STATED TASK
Find the string "page" in the listing and report every line that has it.

Extracted data entries

◆ ◆ ◆

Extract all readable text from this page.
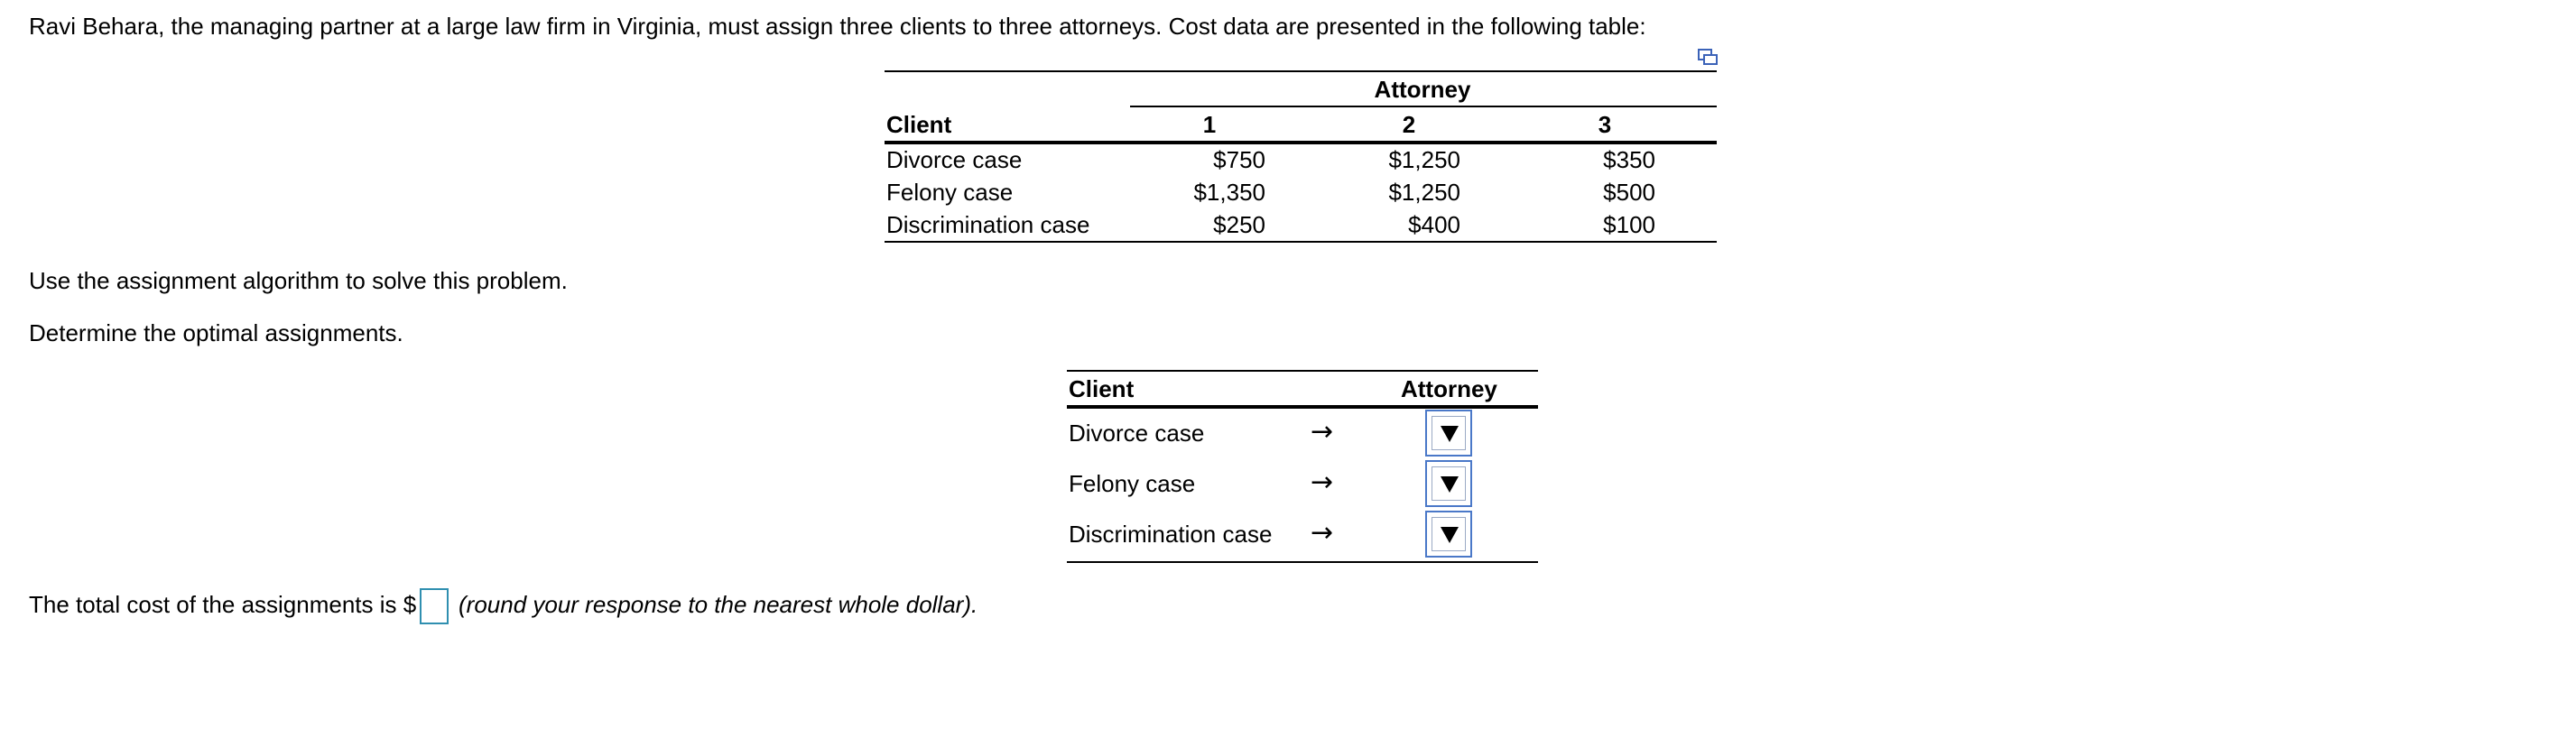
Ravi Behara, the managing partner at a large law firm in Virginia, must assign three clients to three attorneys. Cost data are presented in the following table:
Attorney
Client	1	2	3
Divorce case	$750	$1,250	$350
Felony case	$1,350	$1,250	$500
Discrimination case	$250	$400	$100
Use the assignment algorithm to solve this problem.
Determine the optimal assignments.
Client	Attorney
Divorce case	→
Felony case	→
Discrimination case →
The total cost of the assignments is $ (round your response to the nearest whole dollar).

◆ ◆ ◆

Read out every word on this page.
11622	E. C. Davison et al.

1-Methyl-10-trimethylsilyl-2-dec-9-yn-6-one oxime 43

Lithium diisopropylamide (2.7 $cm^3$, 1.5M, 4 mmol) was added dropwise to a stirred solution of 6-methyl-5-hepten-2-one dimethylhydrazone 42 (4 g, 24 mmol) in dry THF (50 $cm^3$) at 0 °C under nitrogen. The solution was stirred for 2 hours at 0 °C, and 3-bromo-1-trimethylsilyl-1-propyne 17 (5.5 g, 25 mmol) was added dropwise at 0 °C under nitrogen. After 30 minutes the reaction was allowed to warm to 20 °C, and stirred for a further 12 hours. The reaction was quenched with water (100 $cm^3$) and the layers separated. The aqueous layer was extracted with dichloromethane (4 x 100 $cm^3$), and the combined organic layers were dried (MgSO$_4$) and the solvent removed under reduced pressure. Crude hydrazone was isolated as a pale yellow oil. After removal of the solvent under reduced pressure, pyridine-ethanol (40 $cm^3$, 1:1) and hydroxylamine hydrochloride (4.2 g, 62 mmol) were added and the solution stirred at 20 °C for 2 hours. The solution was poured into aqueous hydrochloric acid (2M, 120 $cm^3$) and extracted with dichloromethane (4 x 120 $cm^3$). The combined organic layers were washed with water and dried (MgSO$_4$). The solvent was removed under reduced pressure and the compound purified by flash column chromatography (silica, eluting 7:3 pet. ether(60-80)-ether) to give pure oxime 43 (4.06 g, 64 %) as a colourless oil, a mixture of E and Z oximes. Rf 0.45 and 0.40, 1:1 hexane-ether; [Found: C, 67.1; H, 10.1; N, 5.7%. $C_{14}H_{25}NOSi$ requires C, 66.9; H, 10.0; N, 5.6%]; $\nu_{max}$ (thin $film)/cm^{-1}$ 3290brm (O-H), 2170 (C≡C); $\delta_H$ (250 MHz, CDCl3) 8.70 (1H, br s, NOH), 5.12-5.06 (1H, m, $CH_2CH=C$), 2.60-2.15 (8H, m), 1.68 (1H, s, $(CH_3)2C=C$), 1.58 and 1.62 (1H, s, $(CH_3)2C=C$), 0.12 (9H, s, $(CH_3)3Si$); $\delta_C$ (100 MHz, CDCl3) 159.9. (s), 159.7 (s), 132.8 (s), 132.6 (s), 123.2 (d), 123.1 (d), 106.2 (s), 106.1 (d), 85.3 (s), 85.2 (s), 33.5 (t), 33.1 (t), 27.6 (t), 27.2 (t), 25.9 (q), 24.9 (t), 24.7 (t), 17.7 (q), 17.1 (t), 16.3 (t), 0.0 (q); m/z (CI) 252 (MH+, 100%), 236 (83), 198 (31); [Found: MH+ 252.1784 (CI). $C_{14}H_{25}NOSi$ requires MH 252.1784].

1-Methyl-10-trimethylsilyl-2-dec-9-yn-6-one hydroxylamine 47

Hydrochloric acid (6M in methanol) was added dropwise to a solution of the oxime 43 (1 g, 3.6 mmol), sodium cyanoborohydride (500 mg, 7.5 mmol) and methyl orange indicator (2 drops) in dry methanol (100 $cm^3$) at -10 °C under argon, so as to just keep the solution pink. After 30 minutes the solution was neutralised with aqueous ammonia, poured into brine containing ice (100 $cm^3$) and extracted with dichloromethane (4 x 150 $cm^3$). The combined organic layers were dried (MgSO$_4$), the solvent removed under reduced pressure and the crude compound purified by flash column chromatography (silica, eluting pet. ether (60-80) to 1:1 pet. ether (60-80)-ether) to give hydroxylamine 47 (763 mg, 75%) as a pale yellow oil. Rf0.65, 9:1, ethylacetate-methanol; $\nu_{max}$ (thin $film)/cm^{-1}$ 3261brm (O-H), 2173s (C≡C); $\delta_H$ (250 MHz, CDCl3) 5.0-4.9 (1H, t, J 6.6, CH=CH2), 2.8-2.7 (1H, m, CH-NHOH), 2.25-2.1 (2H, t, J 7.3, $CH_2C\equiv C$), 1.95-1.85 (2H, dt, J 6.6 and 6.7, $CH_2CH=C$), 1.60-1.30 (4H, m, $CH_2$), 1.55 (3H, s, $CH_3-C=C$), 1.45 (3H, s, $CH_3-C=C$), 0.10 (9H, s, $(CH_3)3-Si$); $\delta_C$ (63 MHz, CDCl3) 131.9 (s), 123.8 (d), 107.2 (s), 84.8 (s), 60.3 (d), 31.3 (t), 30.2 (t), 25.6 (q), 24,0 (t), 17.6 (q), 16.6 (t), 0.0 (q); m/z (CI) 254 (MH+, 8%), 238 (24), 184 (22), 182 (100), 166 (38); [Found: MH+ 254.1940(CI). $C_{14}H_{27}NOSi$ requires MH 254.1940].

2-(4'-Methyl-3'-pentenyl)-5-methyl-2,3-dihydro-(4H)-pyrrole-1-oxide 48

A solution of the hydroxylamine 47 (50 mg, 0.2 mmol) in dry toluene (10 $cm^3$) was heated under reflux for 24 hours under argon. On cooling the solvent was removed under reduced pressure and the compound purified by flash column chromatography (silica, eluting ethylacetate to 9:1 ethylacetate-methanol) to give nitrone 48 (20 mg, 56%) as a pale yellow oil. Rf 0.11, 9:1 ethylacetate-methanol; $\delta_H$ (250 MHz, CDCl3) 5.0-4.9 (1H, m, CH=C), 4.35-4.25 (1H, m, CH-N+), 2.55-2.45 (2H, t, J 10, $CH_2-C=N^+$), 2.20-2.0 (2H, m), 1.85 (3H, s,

◆ ◆ ◆

TASK RESPONSE
Extract all readable text from this page.
Read out every word on this page.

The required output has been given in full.